━━ INPUT DATA
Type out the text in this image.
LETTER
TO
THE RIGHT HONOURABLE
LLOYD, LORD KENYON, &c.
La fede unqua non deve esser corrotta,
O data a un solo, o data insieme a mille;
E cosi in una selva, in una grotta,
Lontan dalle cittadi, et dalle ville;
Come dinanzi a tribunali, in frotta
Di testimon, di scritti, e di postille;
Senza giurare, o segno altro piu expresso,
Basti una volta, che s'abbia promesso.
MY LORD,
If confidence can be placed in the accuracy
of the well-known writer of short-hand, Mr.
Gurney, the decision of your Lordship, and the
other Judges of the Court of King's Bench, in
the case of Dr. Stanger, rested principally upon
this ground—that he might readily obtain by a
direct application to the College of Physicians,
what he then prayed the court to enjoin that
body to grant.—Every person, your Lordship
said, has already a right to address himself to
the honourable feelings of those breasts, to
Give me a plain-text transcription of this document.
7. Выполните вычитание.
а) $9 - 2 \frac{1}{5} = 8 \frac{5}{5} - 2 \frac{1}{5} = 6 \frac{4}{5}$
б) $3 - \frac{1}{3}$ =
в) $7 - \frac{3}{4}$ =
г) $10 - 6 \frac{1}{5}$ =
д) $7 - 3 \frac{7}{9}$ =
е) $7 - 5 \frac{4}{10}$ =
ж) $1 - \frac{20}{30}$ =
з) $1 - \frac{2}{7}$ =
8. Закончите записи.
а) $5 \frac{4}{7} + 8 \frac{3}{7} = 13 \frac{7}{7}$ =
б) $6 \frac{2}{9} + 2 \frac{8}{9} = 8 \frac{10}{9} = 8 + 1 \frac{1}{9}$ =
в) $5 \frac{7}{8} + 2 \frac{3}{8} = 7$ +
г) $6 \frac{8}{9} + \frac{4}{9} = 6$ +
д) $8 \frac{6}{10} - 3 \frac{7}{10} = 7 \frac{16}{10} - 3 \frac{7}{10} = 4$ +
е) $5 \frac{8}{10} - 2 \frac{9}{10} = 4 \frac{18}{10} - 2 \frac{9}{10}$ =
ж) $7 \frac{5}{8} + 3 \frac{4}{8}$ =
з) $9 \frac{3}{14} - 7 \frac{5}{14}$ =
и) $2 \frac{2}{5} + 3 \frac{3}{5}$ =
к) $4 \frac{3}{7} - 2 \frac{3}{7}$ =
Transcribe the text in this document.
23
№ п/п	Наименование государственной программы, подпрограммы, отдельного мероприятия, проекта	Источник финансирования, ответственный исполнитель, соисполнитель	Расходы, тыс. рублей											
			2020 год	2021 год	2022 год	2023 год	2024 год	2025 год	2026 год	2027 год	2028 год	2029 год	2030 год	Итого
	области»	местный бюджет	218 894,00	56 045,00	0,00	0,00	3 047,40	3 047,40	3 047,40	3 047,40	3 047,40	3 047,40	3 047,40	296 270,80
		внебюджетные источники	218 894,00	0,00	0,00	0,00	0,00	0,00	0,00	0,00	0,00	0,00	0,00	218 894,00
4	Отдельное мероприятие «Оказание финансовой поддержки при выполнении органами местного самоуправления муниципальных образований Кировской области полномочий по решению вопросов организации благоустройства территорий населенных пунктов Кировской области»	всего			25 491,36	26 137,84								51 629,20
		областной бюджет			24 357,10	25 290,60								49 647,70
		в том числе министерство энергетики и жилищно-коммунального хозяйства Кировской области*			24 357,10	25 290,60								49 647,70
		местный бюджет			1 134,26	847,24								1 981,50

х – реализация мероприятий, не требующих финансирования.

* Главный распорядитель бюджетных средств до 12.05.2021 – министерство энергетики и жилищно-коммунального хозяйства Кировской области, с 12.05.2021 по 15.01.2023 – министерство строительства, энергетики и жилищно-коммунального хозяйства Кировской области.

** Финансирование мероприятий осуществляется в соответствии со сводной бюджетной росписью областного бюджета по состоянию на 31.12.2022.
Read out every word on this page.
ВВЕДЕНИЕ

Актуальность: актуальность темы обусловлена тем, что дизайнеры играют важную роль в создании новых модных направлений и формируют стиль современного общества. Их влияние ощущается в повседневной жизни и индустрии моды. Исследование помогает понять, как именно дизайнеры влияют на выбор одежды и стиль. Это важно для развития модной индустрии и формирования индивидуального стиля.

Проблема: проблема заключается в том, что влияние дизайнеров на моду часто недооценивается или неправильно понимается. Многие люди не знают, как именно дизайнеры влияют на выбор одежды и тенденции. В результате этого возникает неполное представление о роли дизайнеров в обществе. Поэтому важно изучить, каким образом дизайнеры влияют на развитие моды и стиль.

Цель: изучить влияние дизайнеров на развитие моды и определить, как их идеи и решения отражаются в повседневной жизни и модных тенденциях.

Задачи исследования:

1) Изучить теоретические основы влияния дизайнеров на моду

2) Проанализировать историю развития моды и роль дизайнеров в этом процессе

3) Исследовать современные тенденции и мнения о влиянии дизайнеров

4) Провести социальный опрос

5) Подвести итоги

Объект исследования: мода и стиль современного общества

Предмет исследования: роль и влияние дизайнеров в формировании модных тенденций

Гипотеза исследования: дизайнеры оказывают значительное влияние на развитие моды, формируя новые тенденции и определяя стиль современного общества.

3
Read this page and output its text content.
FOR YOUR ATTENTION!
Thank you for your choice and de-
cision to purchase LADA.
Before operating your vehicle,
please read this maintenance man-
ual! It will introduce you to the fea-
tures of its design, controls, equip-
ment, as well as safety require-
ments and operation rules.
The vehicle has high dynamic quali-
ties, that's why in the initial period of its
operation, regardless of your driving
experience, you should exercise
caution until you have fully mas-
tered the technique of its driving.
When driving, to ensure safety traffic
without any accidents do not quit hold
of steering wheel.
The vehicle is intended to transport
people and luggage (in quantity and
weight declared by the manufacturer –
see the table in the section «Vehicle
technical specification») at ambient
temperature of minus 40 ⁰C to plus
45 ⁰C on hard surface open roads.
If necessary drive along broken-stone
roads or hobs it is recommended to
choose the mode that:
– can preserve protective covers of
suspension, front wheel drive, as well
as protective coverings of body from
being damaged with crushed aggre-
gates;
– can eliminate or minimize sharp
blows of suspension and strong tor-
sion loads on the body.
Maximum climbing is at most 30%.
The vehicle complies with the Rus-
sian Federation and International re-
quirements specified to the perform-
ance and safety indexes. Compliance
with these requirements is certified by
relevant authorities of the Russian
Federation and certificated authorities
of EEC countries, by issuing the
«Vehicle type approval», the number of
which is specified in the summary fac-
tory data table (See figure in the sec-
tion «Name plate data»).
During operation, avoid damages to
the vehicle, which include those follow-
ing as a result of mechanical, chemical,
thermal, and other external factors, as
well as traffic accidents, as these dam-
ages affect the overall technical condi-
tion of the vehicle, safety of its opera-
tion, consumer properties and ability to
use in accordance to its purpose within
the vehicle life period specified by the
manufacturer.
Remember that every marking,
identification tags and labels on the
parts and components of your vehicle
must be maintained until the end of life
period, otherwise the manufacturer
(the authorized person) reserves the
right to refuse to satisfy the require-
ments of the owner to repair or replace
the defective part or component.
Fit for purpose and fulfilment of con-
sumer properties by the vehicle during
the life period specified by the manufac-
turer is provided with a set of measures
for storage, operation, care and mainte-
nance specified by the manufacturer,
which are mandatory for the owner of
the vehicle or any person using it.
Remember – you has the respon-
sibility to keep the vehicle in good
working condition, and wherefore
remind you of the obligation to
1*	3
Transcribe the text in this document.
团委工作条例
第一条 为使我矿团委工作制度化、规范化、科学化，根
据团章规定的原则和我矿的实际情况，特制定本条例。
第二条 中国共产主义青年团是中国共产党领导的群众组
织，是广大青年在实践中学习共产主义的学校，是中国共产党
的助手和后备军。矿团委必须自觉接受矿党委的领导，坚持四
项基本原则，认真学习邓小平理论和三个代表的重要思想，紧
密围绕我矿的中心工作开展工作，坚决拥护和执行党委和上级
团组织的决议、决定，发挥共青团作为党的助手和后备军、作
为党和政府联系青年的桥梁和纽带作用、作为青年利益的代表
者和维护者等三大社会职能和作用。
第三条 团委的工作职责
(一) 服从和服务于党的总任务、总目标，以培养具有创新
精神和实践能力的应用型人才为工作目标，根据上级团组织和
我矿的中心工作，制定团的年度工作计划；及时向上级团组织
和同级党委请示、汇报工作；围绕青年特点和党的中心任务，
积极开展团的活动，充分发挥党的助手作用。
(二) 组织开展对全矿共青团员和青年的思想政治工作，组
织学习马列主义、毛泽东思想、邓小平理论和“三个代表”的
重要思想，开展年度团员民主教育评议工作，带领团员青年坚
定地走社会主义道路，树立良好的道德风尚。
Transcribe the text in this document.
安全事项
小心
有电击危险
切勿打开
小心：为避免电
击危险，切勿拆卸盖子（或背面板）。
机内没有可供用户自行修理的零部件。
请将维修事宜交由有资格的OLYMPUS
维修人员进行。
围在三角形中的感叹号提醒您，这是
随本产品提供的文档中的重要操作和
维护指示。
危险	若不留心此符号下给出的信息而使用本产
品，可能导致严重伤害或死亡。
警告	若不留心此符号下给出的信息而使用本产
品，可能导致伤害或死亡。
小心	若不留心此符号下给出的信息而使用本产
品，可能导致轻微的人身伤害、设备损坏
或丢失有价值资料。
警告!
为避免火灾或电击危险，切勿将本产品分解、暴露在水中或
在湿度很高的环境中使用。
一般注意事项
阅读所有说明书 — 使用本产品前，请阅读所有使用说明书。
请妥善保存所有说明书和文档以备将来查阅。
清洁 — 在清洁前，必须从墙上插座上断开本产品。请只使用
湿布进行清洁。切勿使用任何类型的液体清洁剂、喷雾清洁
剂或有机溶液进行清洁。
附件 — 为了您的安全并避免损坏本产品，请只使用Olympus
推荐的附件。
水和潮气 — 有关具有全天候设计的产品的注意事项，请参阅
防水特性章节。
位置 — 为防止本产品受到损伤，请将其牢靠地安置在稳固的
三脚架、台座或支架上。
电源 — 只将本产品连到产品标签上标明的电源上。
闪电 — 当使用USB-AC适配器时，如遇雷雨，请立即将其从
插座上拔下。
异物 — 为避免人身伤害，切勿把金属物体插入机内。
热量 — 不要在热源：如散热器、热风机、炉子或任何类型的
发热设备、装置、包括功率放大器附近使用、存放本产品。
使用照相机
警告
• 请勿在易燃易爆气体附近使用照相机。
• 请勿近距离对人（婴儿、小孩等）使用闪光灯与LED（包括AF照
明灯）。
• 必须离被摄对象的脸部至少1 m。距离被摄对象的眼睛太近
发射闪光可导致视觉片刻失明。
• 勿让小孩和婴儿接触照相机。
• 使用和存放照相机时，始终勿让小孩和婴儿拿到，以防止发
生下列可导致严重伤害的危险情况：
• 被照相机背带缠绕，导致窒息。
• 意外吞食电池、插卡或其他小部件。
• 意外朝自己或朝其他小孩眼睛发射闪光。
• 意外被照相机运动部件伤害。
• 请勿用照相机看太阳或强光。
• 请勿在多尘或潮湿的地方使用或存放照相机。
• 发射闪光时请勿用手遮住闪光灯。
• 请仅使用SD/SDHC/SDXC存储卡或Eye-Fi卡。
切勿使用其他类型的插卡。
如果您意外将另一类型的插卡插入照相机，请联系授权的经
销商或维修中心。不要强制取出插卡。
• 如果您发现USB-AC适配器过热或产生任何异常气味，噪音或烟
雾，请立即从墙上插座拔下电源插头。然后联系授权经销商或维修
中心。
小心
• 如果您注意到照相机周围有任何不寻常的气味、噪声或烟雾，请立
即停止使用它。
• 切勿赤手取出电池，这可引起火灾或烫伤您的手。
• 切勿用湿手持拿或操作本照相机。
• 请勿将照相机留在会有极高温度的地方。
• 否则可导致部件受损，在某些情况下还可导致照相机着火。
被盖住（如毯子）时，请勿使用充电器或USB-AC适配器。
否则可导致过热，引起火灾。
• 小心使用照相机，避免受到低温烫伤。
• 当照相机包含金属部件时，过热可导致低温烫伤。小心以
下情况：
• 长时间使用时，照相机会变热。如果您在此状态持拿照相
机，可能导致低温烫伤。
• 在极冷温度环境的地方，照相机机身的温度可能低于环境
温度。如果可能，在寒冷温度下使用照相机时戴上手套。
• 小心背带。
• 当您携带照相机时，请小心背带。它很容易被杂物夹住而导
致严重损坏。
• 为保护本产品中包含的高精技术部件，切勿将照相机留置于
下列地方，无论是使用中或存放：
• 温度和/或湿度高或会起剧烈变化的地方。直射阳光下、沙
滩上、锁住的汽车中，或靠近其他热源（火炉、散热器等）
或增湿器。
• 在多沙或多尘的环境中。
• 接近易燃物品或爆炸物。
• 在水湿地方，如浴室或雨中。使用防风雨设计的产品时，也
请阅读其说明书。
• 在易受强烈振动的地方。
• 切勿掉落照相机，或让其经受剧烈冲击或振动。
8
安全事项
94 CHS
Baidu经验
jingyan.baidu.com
━━━━
Select and copy every line from the records that includes the word "period".

[PROBLEM SOLUTION]
ties, that's why in the initial period of its
the vehicle life period specified by the
period, otherwise the manufacturer
the life period specified by the manufac-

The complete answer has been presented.